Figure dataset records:
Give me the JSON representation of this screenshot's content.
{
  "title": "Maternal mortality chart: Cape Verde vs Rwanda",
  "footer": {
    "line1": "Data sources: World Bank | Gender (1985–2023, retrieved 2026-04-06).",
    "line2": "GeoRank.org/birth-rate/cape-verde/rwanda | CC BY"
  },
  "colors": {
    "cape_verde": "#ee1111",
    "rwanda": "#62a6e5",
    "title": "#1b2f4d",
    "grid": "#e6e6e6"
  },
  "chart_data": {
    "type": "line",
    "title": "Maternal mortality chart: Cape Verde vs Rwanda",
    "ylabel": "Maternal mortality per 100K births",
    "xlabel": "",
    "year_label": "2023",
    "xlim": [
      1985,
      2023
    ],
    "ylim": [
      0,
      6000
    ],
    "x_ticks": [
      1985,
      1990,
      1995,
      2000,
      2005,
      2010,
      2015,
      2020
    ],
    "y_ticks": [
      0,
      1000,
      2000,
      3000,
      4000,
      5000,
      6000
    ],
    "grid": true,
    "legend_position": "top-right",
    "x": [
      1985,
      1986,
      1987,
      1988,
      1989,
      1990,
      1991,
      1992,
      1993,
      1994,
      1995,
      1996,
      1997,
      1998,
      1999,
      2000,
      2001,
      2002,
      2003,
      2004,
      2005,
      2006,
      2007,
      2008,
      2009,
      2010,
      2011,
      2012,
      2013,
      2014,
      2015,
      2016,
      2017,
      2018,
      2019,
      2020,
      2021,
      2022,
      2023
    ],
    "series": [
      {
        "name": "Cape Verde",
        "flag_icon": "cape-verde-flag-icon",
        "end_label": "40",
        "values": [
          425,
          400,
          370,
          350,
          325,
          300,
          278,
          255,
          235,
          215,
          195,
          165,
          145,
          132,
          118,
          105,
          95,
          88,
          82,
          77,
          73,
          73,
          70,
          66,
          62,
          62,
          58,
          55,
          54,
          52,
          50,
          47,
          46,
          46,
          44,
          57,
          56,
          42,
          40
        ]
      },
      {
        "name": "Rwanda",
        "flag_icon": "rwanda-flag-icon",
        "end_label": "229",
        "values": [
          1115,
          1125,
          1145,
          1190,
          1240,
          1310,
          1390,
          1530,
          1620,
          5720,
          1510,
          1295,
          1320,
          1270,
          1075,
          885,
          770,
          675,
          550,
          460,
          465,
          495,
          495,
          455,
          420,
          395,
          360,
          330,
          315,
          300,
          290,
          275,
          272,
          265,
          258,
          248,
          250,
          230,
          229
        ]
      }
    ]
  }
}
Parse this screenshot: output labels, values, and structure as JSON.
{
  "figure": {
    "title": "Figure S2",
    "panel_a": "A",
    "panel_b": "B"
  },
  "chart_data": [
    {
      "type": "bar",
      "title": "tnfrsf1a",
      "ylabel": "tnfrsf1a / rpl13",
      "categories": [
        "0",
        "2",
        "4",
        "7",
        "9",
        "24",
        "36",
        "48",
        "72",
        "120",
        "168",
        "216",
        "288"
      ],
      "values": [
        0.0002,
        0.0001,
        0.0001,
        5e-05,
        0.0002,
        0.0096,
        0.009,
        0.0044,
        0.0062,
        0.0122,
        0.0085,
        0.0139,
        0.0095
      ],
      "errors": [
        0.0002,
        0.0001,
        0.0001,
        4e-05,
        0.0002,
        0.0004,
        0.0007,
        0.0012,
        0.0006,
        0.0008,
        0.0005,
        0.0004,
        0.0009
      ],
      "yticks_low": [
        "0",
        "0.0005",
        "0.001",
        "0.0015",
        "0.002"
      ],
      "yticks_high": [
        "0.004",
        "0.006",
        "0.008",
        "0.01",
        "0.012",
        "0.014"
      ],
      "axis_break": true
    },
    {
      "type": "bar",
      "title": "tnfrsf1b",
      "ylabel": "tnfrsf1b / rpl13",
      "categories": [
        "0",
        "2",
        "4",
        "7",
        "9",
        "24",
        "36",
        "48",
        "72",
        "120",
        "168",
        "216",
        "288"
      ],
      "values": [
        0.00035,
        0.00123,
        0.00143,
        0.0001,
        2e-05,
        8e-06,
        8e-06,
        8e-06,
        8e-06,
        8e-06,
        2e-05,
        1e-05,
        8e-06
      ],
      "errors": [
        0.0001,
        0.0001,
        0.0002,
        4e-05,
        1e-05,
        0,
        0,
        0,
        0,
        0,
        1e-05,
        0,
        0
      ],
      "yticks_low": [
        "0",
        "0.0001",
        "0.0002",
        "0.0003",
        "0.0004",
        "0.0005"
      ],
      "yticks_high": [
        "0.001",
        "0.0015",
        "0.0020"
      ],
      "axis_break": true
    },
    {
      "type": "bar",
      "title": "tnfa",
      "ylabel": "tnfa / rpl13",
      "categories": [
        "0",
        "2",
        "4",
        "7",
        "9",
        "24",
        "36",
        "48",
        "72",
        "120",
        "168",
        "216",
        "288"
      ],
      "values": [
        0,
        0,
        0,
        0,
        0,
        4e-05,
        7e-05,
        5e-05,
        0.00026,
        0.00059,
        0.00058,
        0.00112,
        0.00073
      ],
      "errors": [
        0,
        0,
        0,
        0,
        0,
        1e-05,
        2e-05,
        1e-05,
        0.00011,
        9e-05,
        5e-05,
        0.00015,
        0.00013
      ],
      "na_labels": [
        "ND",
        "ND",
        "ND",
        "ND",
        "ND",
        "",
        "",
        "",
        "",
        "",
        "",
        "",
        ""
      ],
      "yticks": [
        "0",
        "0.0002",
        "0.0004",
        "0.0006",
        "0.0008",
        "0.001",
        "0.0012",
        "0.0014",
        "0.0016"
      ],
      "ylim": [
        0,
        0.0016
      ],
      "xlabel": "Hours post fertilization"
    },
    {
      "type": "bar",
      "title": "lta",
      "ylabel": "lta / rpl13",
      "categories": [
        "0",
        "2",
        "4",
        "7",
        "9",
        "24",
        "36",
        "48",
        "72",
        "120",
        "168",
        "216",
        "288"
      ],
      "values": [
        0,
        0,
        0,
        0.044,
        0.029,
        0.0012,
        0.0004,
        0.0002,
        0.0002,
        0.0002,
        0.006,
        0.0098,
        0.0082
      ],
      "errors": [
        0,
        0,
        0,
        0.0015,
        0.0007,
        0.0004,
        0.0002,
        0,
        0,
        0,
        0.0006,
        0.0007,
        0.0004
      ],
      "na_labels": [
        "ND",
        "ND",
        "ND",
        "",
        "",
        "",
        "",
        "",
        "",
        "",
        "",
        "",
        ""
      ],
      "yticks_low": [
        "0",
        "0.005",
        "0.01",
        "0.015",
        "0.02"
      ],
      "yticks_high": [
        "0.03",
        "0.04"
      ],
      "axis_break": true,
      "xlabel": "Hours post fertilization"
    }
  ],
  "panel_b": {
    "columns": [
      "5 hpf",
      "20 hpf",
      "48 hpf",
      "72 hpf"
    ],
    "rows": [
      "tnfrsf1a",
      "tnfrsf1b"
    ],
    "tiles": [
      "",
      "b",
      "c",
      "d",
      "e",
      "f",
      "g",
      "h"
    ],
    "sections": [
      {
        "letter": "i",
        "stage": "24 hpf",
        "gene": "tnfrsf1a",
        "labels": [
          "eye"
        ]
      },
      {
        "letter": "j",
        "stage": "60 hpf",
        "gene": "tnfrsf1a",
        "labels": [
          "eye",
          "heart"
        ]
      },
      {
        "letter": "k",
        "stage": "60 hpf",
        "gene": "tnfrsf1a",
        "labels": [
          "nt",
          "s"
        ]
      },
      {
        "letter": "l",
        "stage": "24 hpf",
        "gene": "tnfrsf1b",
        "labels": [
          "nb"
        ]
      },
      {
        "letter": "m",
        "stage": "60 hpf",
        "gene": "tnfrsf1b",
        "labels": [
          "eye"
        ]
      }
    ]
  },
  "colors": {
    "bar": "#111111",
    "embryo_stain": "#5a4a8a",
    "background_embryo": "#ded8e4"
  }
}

**Written request:**
Each line above that includes "flag" counts once; state the total and nothing more.

**Response to this exercise:**
2